* [Direction] Write out the data below in full. Keep it exact.
* START Records provided *
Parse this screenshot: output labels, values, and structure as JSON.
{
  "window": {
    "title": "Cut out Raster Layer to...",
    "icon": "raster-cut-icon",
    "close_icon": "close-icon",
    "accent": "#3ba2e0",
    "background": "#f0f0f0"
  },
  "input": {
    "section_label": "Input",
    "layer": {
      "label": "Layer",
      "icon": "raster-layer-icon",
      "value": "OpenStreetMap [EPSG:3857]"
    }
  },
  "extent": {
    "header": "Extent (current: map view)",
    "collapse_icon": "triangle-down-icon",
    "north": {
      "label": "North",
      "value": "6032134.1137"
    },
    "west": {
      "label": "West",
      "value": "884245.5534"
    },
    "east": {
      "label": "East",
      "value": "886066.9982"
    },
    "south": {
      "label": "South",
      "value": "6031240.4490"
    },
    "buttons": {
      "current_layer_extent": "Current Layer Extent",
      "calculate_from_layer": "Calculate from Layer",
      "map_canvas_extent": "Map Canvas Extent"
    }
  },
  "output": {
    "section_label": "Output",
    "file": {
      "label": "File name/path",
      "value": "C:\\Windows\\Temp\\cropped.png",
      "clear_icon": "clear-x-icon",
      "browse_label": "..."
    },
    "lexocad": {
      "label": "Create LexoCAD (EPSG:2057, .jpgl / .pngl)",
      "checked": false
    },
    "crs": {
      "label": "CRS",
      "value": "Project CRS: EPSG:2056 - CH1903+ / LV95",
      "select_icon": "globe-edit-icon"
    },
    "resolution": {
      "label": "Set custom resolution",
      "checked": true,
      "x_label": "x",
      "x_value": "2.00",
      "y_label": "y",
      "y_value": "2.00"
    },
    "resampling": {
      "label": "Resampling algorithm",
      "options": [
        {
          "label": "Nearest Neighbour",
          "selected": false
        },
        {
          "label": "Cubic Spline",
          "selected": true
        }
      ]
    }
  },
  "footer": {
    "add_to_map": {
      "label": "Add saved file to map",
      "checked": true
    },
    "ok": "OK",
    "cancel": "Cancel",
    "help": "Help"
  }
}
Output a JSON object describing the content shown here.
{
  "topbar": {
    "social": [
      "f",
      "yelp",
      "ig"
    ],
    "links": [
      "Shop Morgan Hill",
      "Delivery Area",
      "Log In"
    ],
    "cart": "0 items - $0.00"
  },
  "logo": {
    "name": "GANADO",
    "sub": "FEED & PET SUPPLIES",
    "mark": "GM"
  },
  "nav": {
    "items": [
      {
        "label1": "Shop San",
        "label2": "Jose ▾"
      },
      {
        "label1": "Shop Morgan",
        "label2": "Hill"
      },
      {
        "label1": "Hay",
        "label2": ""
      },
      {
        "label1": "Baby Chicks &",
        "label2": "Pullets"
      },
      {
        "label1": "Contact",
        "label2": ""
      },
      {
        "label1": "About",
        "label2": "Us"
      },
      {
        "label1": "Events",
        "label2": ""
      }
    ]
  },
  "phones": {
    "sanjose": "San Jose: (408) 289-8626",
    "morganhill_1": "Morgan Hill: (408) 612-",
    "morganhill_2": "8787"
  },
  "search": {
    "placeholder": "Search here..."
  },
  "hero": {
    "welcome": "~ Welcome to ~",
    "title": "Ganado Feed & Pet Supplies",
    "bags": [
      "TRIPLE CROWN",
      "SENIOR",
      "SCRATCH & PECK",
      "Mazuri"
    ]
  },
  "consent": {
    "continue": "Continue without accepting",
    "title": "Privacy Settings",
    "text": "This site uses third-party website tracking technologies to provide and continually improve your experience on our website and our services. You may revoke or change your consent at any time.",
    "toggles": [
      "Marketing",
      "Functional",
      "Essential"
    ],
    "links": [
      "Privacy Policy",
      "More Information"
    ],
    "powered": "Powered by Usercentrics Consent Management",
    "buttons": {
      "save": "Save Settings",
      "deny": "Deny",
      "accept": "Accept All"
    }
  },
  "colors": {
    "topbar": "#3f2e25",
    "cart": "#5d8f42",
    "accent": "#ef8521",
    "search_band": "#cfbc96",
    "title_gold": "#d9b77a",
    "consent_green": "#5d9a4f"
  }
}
* END Records provided *
* [Solved exercise]
Parse this screenshot: output labels, values, and structure as JSON.
{
  "window": {
    "title": "Cut out Raster Layer to...",
    "icon": "raster-cut-icon",
    "close_icon": "close-icon",
    "accent": "#3ba2e0",
    "background": "#f0f0f0"
  },
  "input": {
    "section_label": "Input",
    "layer": {
      "label": "Layer",
      "icon": "raster-layer-icon",
      "value": "OpenStreetMap [EPSG:3857]"
    }
  },
  "extent": {
    "header": "Extent (current: map view)",
    "collapse_icon": "triangle-down-icon",
    "north": {
      "label": "North",
      "value": "6032134.1137"
    },
    "west": {
      "label": "West",
      "value": "884245.5534"
    },
    "east": {
      "label": "East",
      "value": "886066.9982"
    },
    "south": {
      "label": "South",
      "value": "6031240.4490"
    },
    "buttons": {
      "current_layer_extent": "Current Layer Extent",
      "calculate_from_layer": "Calculate from Layer",
      "map_canvas_extent": "Map Canvas Extent"
    }
  },
  "output": {
    "section_label": "Output",
    "file": {
      "label": "File name/path",
      "value": "C:\\Windows\\Temp\\cropped.png",
      "clear_icon": "clear-x-icon",
      "browse_label": "..."
    },
    "lexocad": {
      "label": "Create LexoCAD (EPSG:2057, .jpgl / .pngl)",
      "checked": false
    },
    "crs": {
      "label": "CRS",
      "value": "Project CRS: EPSG:2056 - CH1903+ / LV95",
      "select_icon": "globe-edit-icon"
    },
    "resolution": {
      "label": "Set custom resolution",
      "checked": true,
      "x_label": "x",
      "x_value": "2.00",
      "y_label": "y",
      "y_value": "2.00"
    },
    "resampling": {
      "label": "Resampling algorithm",
      "options": [
        {
          "label": "Nearest Neighbour",
          "selected": false
        },
        {
          "label": "Cubic Spline",
          "selected": true
        }
      ]
    }
  },
  "footer": {
    "add_to_map": {
      "label": "Add saved file to map",
      "checked": true
    },
    "ok": "OK",
    "cancel": "Cancel",
    "help": "Help"
  }
}
Output a JSON object describing the content shown here.
{
  "topbar": {
    "social": [
      "f",
      "yelp",
      "ig"
    ],
    "links": [
      "Shop Morgan Hill",
      "Delivery Area",
      "Log In"
    ],
    "cart": "0 items - $0.00"
  },
  "logo": {
    "name": "GANADO",
    "sub": "FEED & PET SUPPLIES",
    "mark": "GM"
  },
  "nav": {
    "items": [
      {
        "label1": "Shop San",
        "label2": "Jose ▾"
      },
      {
        "label1": "Shop Morgan",
        "label2": "Hill"
      },
      {
        "label1": "Hay",
        "label2": ""
      },
      {
        "label1": "Baby Chicks &",
        "label2": "Pullets"
      },
      {
        "label1": "Contact",
        "label2": ""
      },
      {
        "label1": "About",
        "label2": "Us"
      },
      {
        "label1": "Events",
        "label2": ""
      }
    ]
  },
  "phones": {
    "sanjose": "San Jose: (408) 289-8626",
    "morganhill_1": "Morgan Hill: (408) 612-",
    "morganhill_2": "8787"
  },
  "search": {
    "placeholder": "Search here..."
  },
  "hero": {
    "welcome": "~ Welcome to ~",
    "title": "Ganado Feed & Pet Supplies",
    "bags": [
      "TRIPLE CROWN",
      "SENIOR",
      "SCRATCH & PECK",
      "Mazuri"
    ]
  },
  "consent": {
    "continue": "Continue without accepting",
    "title": "Privacy Settings",
    "text": "This site uses third-party website tracking technologies to provide and continually improve your experience on our website and our services. You may revoke or change your consent at any time.",
    "toggles": [
      "Marketing",
      "Functional",
      "Essential"
    ],
    "links": [
      "Privacy Policy",
      "More Information"
    ],
    "powered": "Powered by Usercentrics Consent Management",
    "buttons": {
      "save": "Save Settings",
      "deny": "Deny",
      "accept": "Accept All"
    }
  },
  "colors": {
    "topbar": "#3f2e25",
    "cart": "#5d8f42",
    "accent": "#ef8521",
    "search_band": "#cfbc96",
    "title_gold": "#d9b77a",
    "consent_green": "#5d9a4f"
  }
}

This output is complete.